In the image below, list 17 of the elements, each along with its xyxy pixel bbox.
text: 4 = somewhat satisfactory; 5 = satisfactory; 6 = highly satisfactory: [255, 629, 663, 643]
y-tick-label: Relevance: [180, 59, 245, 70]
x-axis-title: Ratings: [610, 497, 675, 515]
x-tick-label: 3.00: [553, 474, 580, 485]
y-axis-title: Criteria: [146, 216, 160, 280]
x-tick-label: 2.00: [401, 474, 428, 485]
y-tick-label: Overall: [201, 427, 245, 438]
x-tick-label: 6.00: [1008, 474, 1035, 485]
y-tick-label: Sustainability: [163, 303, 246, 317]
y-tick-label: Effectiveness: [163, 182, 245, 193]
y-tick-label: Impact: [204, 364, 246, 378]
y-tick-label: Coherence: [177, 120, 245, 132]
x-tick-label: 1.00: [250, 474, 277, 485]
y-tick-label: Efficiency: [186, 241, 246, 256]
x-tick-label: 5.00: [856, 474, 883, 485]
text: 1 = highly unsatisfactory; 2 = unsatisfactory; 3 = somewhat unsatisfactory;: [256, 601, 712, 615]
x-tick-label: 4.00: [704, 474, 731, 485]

--

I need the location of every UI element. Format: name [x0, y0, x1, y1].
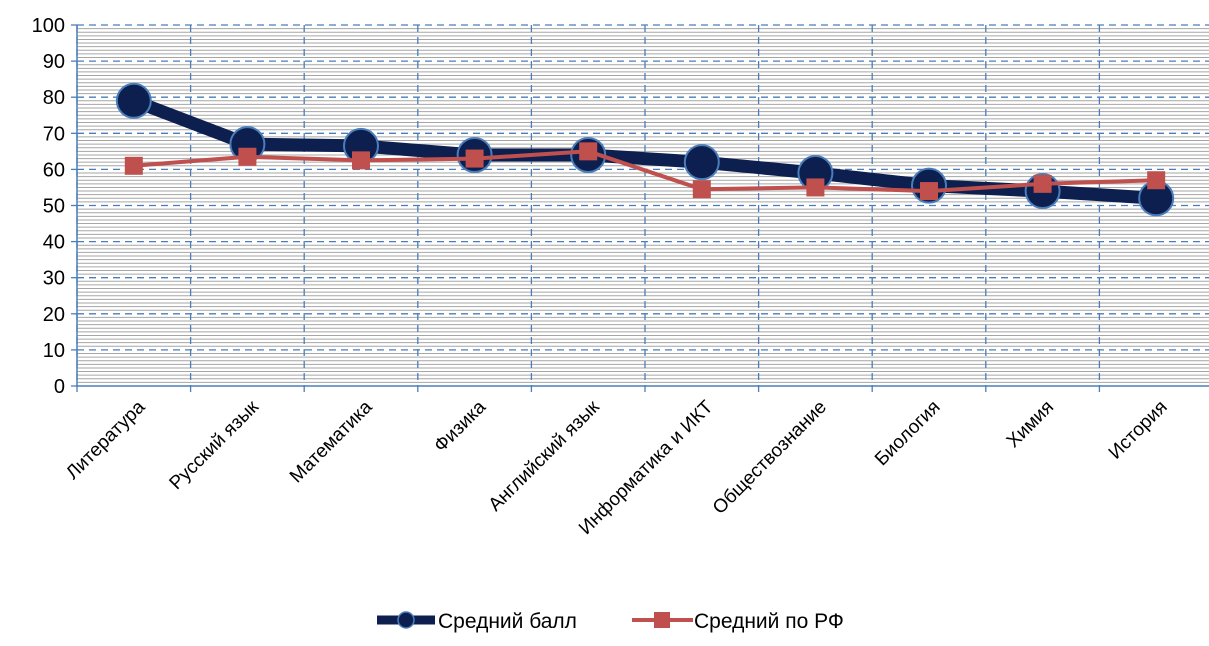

■ **AIM**
Copy the records word for word, starting at the line that contains "In the image" and ending at the line that contains "x-tick-label: 4.00: [704, 474, 731, 485]".

■ **RESULT OF THE EXERCISE**
In the image below, list 17 of the elements, each along with its xyxy pixel bbox.
text: 4 = somewhat satisfactory; 5 = satisfactory; 6 = highly satisfactory: [255, 629, 663, 643]
y-tick-label: Relevance: [180, 59, 245, 70]
x-axis-title: Ratings: [610, 497, 675, 515]
x-tick-label: 3.00: [553, 474, 580, 485]
y-axis-title: Criteria: [146, 216, 160, 280]
x-tick-label: 2.00: [401, 474, 428, 485]
y-tick-label: Overall: [201, 427, 245, 438]
x-tick-label: 6.00: [1008, 474, 1035, 485]
y-tick-label: Sustainability: [163, 303, 246, 317]
y-tick-label: Effectiveness: [163, 182, 245, 193]
y-tick-label: Impact: [204, 364, 246, 378]
y-tick-label: Coherence: [177, 120, 245, 132]
x-tick-label: 1.00: [250, 474, 277, 485]
y-tick-label: Efficiency: [186, 241, 246, 256]
x-tick-label: 5.00: [856, 474, 883, 485]
text: 1 = highly unsatisfactory; 2 = unsatisfactory; 3 = somewhat unsatisfactory;: [256, 601, 712, 615]
x-tick-label: 4.00: [704, 474, 731, 485]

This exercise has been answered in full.